━━━━━ Input material ━━━━━
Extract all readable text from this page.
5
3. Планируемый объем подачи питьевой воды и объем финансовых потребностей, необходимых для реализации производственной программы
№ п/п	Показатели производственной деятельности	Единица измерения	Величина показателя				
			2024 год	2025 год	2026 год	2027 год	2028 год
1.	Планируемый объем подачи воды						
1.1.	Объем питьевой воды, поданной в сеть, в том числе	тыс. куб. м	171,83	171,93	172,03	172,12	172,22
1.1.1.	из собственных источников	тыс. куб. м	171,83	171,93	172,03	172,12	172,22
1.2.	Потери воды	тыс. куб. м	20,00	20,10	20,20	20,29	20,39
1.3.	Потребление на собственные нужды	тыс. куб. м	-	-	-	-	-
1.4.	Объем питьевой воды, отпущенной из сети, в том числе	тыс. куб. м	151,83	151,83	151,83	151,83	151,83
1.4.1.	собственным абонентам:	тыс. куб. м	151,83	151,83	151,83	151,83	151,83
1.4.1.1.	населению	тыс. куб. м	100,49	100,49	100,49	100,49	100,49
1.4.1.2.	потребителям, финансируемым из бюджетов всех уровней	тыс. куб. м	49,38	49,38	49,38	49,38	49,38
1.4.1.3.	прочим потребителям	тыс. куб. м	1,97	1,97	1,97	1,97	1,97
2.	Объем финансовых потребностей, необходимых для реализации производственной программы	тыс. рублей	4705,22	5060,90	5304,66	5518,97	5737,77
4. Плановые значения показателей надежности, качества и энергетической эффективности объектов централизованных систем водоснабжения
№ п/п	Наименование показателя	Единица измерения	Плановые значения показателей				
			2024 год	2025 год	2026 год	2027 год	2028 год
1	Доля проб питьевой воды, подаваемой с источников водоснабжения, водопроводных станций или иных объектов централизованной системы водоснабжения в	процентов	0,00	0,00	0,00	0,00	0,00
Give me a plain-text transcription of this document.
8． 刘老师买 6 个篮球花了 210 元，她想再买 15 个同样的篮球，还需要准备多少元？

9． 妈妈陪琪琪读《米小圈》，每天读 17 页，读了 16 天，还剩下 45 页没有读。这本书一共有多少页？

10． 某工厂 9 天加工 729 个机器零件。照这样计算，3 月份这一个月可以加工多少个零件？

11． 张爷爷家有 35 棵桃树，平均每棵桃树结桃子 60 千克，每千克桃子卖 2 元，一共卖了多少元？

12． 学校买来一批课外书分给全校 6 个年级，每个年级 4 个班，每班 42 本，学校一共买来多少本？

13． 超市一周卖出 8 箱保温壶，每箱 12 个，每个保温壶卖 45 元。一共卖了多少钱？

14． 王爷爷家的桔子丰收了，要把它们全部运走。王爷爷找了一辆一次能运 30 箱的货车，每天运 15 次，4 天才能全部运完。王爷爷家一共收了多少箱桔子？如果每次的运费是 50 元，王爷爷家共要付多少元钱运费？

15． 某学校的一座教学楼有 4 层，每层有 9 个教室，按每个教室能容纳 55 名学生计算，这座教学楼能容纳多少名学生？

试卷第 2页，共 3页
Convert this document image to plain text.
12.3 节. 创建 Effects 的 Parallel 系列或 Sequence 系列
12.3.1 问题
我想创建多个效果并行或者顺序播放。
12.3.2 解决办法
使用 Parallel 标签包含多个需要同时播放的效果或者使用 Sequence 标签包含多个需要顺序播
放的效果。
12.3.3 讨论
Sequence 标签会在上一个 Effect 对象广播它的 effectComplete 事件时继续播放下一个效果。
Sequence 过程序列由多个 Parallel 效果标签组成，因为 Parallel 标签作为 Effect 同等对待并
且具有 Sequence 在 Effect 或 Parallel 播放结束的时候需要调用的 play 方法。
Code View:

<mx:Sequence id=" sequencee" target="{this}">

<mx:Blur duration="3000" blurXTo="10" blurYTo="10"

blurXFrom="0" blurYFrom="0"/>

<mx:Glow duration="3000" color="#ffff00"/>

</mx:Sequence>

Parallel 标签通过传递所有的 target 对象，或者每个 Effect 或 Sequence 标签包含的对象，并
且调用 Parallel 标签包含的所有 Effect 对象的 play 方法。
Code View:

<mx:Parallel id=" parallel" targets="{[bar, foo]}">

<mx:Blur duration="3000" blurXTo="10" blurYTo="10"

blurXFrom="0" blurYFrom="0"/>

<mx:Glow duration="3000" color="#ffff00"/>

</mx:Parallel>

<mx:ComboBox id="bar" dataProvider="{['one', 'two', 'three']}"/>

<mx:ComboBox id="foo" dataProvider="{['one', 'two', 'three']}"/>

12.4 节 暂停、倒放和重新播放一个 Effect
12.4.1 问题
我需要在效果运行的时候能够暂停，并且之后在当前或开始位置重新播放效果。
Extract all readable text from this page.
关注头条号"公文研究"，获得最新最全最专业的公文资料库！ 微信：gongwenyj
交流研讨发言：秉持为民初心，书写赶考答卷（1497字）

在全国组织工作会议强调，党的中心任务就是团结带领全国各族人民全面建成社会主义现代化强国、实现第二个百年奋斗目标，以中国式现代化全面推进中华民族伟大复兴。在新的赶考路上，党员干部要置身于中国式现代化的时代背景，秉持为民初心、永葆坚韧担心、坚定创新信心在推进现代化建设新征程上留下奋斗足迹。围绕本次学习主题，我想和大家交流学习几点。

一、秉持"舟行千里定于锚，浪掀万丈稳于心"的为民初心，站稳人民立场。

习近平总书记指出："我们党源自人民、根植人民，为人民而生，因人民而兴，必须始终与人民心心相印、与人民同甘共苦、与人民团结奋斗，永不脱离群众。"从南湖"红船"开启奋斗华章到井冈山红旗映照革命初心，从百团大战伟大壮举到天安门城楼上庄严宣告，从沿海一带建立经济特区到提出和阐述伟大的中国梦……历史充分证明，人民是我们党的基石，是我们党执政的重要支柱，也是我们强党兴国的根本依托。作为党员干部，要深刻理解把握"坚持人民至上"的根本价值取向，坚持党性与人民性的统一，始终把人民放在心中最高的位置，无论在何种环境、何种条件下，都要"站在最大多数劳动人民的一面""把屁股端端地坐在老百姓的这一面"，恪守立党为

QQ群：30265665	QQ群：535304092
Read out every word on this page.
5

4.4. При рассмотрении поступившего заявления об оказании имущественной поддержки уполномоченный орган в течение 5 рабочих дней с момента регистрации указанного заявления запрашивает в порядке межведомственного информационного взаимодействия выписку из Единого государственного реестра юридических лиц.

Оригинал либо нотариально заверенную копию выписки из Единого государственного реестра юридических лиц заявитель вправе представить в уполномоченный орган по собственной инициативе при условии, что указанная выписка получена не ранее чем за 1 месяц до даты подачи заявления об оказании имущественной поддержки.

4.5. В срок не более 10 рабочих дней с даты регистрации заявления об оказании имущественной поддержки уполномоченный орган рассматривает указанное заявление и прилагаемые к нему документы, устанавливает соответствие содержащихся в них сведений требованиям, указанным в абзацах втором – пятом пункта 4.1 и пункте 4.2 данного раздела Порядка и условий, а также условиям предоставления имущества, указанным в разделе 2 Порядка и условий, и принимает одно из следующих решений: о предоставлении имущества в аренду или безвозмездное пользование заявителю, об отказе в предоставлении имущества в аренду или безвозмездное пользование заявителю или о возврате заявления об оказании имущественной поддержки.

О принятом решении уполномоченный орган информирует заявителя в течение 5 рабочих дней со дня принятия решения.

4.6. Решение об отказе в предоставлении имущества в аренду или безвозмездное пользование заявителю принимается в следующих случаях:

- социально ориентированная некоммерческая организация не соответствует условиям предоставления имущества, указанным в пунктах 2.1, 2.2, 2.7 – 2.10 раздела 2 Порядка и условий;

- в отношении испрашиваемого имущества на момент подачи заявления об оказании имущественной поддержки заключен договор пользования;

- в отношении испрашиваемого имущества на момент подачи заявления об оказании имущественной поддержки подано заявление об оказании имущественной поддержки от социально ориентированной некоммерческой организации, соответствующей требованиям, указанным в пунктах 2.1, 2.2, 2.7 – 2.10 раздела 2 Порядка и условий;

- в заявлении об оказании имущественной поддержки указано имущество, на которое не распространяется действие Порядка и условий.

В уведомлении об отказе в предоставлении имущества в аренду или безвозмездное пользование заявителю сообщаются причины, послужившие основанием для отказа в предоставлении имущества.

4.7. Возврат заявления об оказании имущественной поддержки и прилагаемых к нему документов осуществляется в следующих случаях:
━━━━━
Identify the lines that contain the string "dataProvider", and copy every one of them.

=== Task result ===
<mx:ComboBox id="bar" dataProvider="{['one', 'two', 'three']}"/>
<mx:ComboBox id="foo" dataProvider="{['one', 'two', 'three']}"/>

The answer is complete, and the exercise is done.